Records for the task:

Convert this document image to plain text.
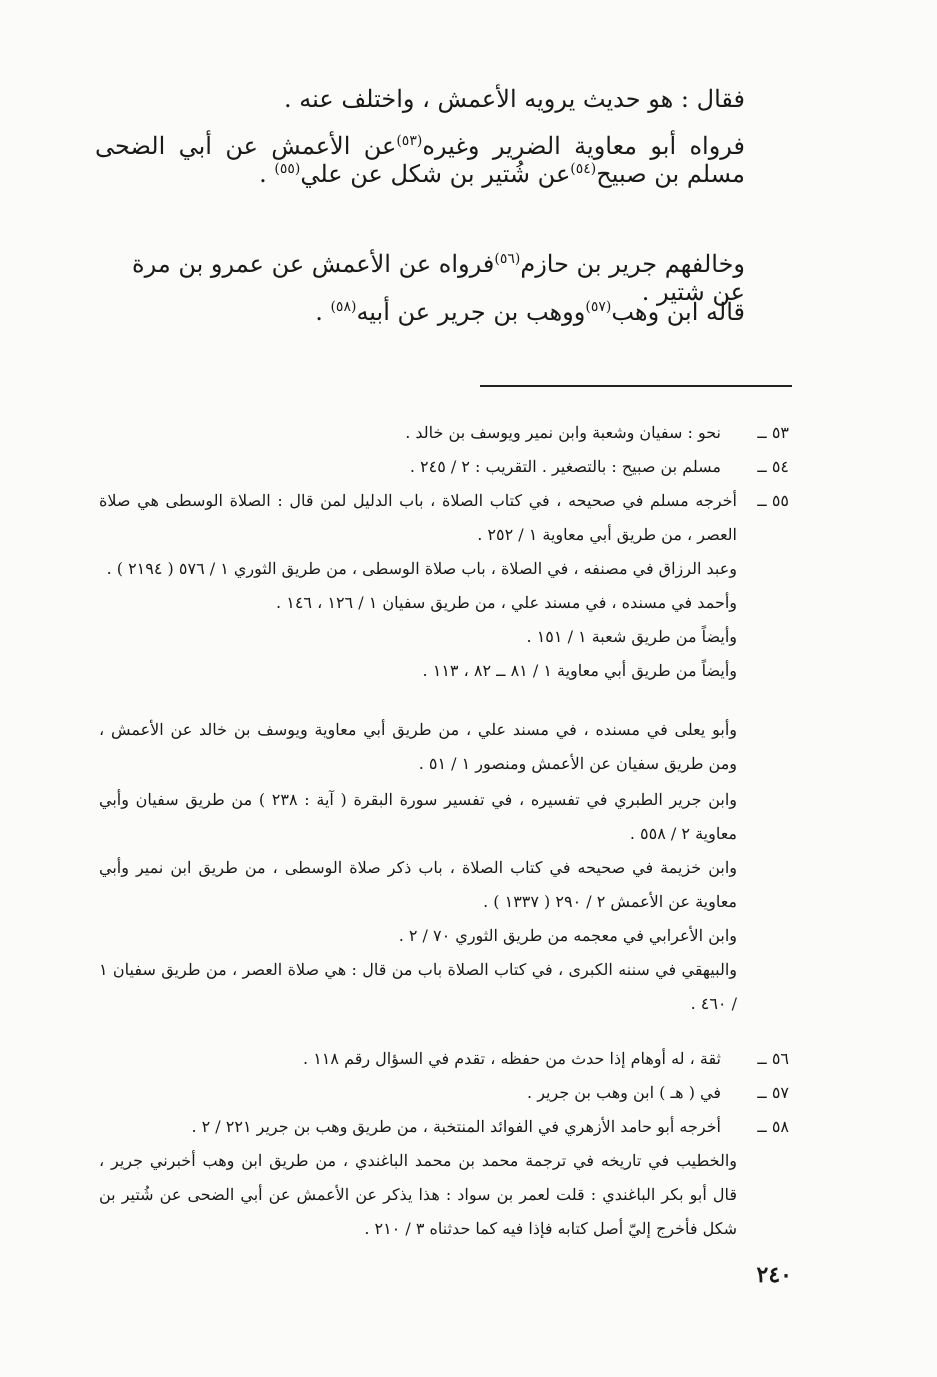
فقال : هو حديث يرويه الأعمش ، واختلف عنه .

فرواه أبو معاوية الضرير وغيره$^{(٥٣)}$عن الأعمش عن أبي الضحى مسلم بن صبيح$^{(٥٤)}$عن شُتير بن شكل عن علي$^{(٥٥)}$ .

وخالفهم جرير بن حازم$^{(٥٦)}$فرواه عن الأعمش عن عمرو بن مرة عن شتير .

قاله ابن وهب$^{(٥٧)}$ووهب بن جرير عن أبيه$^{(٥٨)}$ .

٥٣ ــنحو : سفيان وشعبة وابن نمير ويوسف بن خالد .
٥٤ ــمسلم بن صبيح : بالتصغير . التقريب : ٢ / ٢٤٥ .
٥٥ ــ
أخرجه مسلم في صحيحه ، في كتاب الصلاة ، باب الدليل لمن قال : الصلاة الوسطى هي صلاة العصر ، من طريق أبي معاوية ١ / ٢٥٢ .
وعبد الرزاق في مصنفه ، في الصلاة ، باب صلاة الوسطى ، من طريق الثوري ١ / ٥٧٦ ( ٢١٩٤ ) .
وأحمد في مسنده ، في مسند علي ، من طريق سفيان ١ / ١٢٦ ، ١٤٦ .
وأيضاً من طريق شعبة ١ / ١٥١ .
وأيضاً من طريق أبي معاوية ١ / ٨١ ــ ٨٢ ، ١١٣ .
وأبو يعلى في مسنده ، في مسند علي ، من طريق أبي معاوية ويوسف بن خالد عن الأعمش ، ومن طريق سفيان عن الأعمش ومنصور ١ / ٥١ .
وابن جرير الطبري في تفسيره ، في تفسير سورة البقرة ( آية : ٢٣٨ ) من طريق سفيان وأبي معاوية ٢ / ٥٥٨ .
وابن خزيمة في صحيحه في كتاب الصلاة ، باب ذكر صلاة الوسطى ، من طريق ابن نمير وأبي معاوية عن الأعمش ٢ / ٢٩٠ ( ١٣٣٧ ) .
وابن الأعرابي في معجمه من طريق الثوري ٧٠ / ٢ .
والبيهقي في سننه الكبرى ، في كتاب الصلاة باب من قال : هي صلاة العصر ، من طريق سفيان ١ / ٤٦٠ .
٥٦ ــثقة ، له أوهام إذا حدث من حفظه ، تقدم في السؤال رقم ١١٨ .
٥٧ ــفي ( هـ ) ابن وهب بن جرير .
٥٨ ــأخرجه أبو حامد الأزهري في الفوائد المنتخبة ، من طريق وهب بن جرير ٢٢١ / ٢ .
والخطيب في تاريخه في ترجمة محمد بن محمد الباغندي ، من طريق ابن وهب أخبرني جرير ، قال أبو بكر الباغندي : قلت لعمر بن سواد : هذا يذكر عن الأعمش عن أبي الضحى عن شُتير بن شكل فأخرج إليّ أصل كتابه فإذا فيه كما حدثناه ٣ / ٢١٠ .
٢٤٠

==

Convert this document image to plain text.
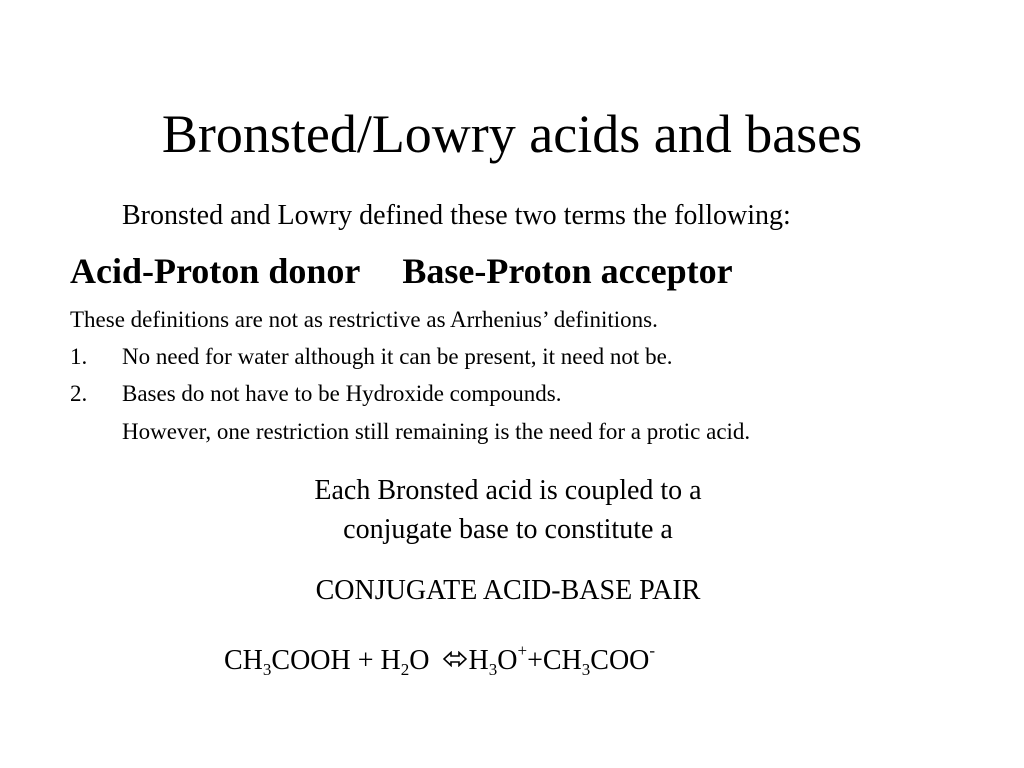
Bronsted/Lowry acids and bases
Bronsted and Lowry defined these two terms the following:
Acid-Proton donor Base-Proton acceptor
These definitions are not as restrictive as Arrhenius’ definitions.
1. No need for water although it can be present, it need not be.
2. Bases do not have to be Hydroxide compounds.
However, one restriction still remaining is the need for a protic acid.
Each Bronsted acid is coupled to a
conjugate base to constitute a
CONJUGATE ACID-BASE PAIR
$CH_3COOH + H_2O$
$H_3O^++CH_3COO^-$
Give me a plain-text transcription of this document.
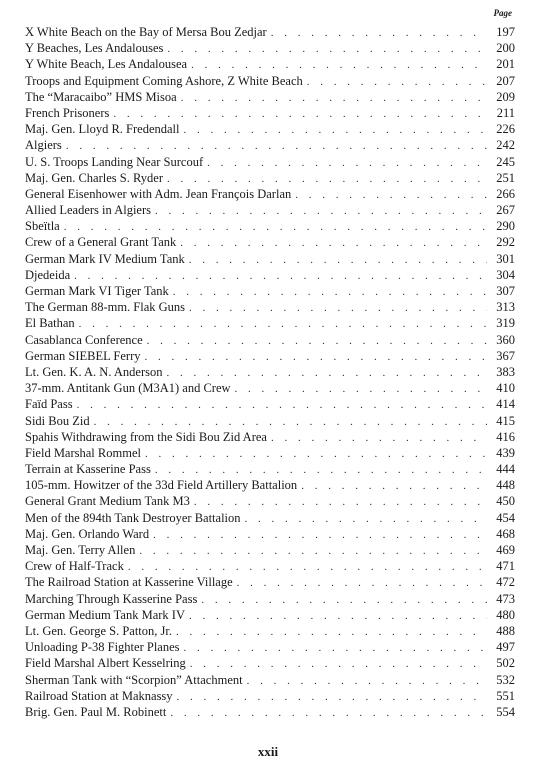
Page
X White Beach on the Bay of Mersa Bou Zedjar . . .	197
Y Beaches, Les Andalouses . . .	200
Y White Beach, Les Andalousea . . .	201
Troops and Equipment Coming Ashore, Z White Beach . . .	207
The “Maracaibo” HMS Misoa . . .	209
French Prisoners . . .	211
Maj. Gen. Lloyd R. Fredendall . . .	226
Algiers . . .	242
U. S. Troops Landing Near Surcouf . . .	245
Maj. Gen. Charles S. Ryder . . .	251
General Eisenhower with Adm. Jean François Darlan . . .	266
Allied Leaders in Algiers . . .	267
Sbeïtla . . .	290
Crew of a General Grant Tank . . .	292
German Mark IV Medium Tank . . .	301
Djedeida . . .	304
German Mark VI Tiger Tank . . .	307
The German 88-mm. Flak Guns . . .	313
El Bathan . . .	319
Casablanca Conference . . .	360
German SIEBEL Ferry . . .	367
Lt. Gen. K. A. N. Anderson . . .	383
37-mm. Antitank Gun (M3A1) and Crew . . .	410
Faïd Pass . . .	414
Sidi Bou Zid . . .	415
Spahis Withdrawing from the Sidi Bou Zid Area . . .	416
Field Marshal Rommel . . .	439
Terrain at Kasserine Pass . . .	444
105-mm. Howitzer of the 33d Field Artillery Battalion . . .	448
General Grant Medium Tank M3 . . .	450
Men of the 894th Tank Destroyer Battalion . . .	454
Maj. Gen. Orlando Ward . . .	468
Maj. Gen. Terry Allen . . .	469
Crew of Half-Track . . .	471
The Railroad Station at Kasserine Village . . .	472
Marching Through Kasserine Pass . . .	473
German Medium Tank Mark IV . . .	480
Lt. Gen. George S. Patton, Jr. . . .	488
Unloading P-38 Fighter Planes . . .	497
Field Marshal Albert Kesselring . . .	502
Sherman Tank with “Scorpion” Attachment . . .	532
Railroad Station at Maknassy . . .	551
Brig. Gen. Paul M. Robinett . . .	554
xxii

Exercise:
Determine how many lines of the records above contain the word "صلاة", and report only that number.

Task answer:
4